[start of Supplied material]
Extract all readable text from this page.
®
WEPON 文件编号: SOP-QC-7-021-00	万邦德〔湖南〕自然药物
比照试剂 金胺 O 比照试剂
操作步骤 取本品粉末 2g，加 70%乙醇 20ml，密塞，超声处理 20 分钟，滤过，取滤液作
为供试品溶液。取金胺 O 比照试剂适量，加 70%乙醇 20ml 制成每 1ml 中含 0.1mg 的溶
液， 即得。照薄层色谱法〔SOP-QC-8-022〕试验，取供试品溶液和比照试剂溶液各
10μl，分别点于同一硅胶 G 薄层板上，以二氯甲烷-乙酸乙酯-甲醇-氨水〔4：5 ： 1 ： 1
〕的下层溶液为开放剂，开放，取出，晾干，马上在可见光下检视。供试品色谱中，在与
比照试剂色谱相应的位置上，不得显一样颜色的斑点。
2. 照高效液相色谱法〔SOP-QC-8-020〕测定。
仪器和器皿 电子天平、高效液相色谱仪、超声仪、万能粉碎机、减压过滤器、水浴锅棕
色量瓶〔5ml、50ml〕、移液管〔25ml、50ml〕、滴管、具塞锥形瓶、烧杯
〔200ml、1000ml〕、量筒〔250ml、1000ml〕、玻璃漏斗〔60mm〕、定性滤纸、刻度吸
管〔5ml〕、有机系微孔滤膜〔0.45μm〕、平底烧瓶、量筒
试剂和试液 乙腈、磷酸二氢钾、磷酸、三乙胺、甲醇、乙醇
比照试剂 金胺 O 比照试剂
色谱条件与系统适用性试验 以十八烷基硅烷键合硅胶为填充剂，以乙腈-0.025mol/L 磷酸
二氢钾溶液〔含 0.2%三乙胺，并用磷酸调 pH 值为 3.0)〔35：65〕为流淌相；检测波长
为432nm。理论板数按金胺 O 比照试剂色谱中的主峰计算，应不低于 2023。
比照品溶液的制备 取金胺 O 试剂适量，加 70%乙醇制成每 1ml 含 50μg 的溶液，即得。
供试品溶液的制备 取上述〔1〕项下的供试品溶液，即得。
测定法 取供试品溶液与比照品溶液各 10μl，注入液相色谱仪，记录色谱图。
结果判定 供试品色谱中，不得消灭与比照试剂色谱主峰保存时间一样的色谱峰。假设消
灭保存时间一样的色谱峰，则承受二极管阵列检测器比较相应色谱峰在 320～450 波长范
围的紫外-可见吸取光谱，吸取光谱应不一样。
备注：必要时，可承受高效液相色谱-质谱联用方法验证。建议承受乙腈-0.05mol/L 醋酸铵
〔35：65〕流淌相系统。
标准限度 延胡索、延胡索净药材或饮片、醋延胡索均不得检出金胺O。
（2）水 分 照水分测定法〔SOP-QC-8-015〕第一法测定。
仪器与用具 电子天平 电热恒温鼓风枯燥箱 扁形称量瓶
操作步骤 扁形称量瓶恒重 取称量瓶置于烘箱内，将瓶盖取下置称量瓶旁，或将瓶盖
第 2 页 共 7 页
[end of Supplied material]
Find the word "操作步骤" in the records and pull out each line that has it.

操作步骤 取本品粉末 2g，加 70%乙醇 20ml，密塞，超声处理 20 分钟，滤过，取滤液作
操作步骤 扁形称量瓶恒重 取称量瓶置于烘箱内，将瓶盖取下置称量瓶旁，或将瓶盖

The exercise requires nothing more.